◆ Written exercise
Locate the line that contains "What data populates". Copy it and every following line through the end of the records, exactly, and include nothing else.

>> START Data to process

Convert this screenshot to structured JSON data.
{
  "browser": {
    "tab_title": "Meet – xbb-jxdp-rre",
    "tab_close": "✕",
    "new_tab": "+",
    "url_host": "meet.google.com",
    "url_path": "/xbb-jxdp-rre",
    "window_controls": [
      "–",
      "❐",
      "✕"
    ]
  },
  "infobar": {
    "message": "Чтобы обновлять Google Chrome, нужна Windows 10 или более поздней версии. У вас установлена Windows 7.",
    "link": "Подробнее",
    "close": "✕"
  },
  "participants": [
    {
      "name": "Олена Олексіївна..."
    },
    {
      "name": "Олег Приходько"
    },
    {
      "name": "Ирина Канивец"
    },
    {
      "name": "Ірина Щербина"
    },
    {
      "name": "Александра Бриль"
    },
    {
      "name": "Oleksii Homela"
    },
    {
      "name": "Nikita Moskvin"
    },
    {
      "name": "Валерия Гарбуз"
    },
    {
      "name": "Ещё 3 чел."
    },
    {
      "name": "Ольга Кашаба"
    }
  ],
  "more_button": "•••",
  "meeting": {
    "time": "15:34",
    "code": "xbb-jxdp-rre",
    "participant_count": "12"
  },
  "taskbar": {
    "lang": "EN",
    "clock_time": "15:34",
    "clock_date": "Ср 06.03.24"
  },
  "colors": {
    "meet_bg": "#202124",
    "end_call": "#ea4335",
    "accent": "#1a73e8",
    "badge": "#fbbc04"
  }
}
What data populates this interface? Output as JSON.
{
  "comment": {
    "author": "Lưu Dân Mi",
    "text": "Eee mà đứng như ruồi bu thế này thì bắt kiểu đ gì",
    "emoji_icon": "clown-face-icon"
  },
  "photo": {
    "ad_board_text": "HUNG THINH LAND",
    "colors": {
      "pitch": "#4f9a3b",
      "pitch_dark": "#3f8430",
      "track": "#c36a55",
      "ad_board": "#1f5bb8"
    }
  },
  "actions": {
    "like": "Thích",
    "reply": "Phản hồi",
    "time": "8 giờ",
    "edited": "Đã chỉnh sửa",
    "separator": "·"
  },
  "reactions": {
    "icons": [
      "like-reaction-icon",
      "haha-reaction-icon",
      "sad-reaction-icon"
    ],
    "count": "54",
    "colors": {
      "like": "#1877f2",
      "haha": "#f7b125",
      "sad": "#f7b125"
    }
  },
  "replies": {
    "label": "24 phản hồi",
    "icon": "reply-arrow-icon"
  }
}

>> END Data to process

◆ Result
What data populates this interface? Output as JSON.
{
  "comment": {
    "author": "Lưu Dân Mi",
    "text": "Eee mà đứng như ruồi bu thế này thì bắt kiểu đ gì",
    "emoji_icon": "clown-face-icon"
  },
  "photo": {
    "ad_board_text": "HUNG THINH LAND",
    "colors": {
      "pitch": "#4f9a3b",
      "pitch_dark": "#3f8430",
      "track": "#c36a55",
      "ad_board": "#1f5bb8"
    }
  },
  "actions": {
    "like": "Thích",
    "reply": "Phản hồi",
    "time": "8 giờ",
    "edited": "Đã chỉnh sửa",
    "separator": "·"
  },
  "reactions": {
    "icons": [
      "like-reaction-icon",
      "haha-reaction-icon",
      "sad-reaction-icon"
    ],
    "count": "54",
    "colors": {
      "like": "#1877f2",
      "haha": "#f7b125",
      "sad": "#f7b125"
    }
  },
  "replies": {
    "label": "24 phản hồi",
    "icon": "reply-arrow-icon"
  }
}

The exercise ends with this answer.